▸ WORK TO COMPLETE: Copy out each line below exactly as it appears.

▸ DATA ENTRIES:
* * * * * * *
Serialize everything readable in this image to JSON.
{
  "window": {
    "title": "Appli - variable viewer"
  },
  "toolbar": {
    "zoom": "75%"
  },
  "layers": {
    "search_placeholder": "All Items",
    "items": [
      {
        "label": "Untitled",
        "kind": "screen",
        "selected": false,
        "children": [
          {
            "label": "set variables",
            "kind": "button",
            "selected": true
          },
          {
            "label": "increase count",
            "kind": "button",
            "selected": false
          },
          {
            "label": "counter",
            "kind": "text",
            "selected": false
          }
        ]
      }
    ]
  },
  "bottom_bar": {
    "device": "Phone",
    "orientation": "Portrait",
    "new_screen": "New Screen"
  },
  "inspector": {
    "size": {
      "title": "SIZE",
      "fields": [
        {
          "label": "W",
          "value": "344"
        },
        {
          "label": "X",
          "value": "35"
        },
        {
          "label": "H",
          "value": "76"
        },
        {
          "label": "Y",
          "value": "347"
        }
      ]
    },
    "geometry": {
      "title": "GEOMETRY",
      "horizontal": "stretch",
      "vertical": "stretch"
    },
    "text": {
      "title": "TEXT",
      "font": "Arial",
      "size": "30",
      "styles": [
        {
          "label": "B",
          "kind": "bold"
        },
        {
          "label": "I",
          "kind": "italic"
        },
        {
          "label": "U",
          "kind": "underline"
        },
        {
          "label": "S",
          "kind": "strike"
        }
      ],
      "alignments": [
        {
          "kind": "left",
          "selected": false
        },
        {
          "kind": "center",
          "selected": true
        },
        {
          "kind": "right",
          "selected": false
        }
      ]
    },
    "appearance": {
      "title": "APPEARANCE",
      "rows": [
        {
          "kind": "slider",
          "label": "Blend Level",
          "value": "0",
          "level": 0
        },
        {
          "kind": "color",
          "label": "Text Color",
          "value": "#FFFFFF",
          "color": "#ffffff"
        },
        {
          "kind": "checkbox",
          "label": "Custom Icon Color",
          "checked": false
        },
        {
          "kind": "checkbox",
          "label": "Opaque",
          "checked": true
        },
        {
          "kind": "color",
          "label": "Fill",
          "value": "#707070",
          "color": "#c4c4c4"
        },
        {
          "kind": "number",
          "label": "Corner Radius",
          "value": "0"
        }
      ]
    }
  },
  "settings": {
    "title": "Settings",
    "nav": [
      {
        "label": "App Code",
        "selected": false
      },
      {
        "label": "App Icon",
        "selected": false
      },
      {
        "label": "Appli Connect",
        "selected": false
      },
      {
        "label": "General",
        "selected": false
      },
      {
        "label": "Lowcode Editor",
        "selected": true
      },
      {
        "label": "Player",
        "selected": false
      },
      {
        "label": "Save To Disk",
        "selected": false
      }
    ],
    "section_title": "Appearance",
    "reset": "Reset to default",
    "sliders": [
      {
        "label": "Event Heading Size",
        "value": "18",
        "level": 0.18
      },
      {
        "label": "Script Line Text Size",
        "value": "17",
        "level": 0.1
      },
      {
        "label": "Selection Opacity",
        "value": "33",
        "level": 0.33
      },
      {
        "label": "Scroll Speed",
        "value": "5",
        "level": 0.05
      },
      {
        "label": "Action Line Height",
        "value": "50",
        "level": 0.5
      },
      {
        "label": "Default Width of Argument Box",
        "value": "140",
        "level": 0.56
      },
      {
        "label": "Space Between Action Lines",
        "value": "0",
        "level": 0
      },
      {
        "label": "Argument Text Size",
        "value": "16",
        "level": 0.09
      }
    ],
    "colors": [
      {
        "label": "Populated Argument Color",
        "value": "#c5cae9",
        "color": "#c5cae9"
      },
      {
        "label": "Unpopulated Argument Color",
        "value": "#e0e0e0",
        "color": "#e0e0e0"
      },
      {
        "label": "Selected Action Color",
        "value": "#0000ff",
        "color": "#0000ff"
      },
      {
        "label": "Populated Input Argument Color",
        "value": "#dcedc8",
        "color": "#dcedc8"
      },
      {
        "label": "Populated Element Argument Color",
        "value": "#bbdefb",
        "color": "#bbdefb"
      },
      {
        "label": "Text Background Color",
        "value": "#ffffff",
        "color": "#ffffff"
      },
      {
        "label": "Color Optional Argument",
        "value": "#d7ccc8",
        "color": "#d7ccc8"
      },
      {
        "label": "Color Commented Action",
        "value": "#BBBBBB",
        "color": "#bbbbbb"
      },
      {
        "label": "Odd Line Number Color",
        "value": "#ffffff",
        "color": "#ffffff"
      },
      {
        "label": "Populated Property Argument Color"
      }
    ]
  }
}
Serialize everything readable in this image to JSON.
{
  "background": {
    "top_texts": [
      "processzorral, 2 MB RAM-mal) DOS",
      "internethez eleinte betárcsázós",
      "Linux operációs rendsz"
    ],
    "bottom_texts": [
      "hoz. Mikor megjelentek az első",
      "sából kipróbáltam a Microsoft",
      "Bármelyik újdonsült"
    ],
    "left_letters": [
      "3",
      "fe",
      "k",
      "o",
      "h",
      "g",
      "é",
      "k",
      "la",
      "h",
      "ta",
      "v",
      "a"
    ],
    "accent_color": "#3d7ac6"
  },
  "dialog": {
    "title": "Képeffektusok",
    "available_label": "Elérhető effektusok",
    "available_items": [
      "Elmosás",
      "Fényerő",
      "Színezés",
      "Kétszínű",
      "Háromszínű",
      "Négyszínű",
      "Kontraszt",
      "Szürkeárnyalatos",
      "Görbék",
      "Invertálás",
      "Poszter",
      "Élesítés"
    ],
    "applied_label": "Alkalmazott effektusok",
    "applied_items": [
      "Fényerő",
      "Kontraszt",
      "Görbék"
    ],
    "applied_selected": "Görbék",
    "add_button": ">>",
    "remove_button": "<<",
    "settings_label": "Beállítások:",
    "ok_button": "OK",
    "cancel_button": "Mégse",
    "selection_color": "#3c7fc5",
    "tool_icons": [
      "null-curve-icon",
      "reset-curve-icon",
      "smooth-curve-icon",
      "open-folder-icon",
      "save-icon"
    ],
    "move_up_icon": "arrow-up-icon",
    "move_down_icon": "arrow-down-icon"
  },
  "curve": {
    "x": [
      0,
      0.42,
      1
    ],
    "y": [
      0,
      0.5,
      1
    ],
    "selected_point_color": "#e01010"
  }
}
* * * * * * *
▸ ANSWER TO THE PROBLEM:
Serialize everything readable in this image to JSON.
{
  "window": {
    "title": "Appli - variable viewer"
  },
  "toolbar": {
    "zoom": "75%"
  },
  "layers": {
    "search_placeholder": "All Items",
    "items": [
      {
        "label": "Untitled",
        "kind": "screen",
        "selected": false,
        "children": [
          {
            "label": "set variables",
            "kind": "button",
            "selected": true
          },
          {
            "label": "increase count",
            "kind": "button",
            "selected": false
          },
          {
            "label": "counter",
            "kind": "text",
            "selected": false
          }
        ]
      }
    ]
  },
  "bottom_bar": {
    "device": "Phone",
    "orientation": "Portrait",
    "new_screen": "New Screen"
  },
  "inspector": {
    "size": {
      "title": "SIZE",
      "fields": [
        {
          "label": "W",
          "value": "344"
        },
        {
          "label": "X",
          "value": "35"
        },
        {
          "label": "H",
          "value": "76"
        },
        {
          "label": "Y",
          "value": "347"
        }
      ]
    },
    "geometry": {
      "title": "GEOMETRY",
      "horizontal": "stretch",
      "vertical": "stretch"
    },
    "text": {
      "title": "TEXT",
      "font": "Arial",
      "size": "30",
      "styles": [
        {
          "label": "B",
          "kind": "bold"
        },
        {
          "label": "I",
          "kind": "italic"
        },
        {
          "label": "U",
          "kind": "underline"
        },
        {
          "label": "S",
          "kind": "strike"
        }
      ],
      "alignments": [
        {
          "kind": "left",
          "selected": false
        },
        {
          "kind": "center",
          "selected": true
        },
        {
          "kind": "right",
          "selected": false
        }
      ]
    },
    "appearance": {
      "title": "APPEARANCE",
      "rows": [
        {
          "kind": "slider",
          "label": "Blend Level",
          "value": "0",
          "level": 0
        },
        {
          "kind": "color",
          "label": "Text Color",
          "value": "#FFFFFF",
          "color": "#ffffff"
        },
        {
          "kind": "checkbox",
          "label": "Custom Icon Color",
          "checked": false
        },
        {
          "kind": "checkbox",
          "label": "Opaque",
          "checked": true
        },
        {
          "kind": "color",
          "label": "Fill",
          "value": "#707070",
          "color": "#c4c4c4"
        },
        {
          "kind": "number",
          "label": "Corner Radius",
          "value": "0"
        }
      ]
    }
  },
  "settings": {
    "title": "Settings",
    "nav": [
      {
        "label": "App Code",
        "selected": false
      },
      {
        "label": "App Icon",
        "selected": false
      },
      {
        "label": "Appli Connect",
        "selected": false
      },
      {
        "label": "General",
        "selected": false
      },
      {
        "label": "Lowcode Editor",
        "selected": true
      },
      {
        "label": "Player",
        "selected": false
      },
      {
        "label": "Save To Disk",
        "selected": false
      }
    ],
    "section_title": "Appearance",
    "reset": "Reset to default",
    "sliders": [
      {
        "label": "Event Heading Size",
        "value": "18",
        "level": 0.18
      },
      {
        "label": "Script Line Text Size",
        "value": "17",
        "level": 0.1
      },
      {
        "label": "Selection Opacity",
        "value": "33",
        "level": 0.33
      },
      {
        "label": "Scroll Speed",
        "value": "5",
        "level": 0.05
      },
      {
        "label": "Action Line Height",
        "value": "50",
        "level": 0.5
      },
      {
        "label": "Default Width of Argument Box",
        "value": "140",
        "level": 0.56
      },
      {
        "label": "Space Between Action Lines",
        "value": "0",
        "level": 0
      },
      {
        "label": "Argument Text Size",
        "value": "16",
        "level": 0.09
      }
    ],
    "colors": [
      {
        "label": "Populated Argument Color",
        "value": "#c5cae9",
        "color": "#c5cae9"
      },
      {
        "label": "Unpopulated Argument Color",
        "value": "#e0e0e0",
        "color": "#e0e0e0"
      },
      {
        "label": "Selected Action Color",
        "value": "#0000ff",
        "color": "#0000ff"
      },
      {
        "label": "Populated Input Argument Color",
        "value": "#dcedc8",
        "color": "#dcedc8"
      },
      {
        "label": "Populated Element Argument Color",
        "value": "#bbdefb",
        "color": "#bbdefb"
      },
      {
        "label": "Text Background Color",
        "value": "#ffffff",
        "color": "#ffffff"
      },
      {
        "label": "Color Optional Argument",
        "value": "#d7ccc8",
        "color": "#d7ccc8"
      },
      {
        "label": "Color Commented Action",
        "value": "#BBBBBB",
        "color": "#bbbbbb"
      },
      {
        "label": "Odd Line Number Color",
        "value": "#ffffff",
        "color": "#ffffff"
      },
      {
        "label": "Populated Property Argument Color"
      }
    ]
  }
}
Serialize everything readable in this image to JSON.
{
  "background": {
    "top_texts": [
      "processzorral, 2 MB RAM-mal) DOS",
      "internethez eleinte betárcsázós",
      "Linux operációs rendsz"
    ],
    "bottom_texts": [
      "hoz. Mikor megjelentek az első",
      "sából kipróbáltam a Microsoft",
      "Bármelyik újdonsült"
    ],
    "left_letters": [
      "3",
      "fe",
      "k",
      "o",
      "h",
      "g",
      "é",
      "k",
      "la",
      "h",
      "ta",
      "v",
      "a"
    ],
    "accent_color": "#3d7ac6"
  },
  "dialog": {
    "title": "Képeffektusok",
    "available_label": "Elérhető effektusok",
    "available_items": [
      "Elmosás",
      "Fényerő",
      "Színezés",
      "Kétszínű",
      "Háromszínű",
      "Négyszínű",
      "Kontraszt",
      "Szürkeárnyalatos",
      "Görbék",
      "Invertálás",
      "Poszter",
      "Élesítés"
    ],
    "applied_label": "Alkalmazott effektusok",
    "applied_items": [
      "Fényerő",
      "Kontraszt",
      "Görbék"
    ],
    "applied_selected": "Görbék",
    "add_button": ">>",
    "remove_button": "<<",
    "settings_label": "Beállítások:",
    "ok_button": "OK",
    "cancel_button": "Mégse",
    "selection_color": "#3c7fc5",
    "tool_icons": [
      "null-curve-icon",
      "reset-curve-icon",
      "smooth-curve-icon",
      "open-folder-icon",
      "save-icon"
    ],
    "move_up_icon": "arrow-up-icon",
    "move_down_icon": "arrow-down-icon"
  },
  "curve": {
    "x": [
      0,
      0.42,
      1
    ],
    "y": [
      0,
      0.5,
      1
    ],
    "selected_point_color": "#e01010"
  }
}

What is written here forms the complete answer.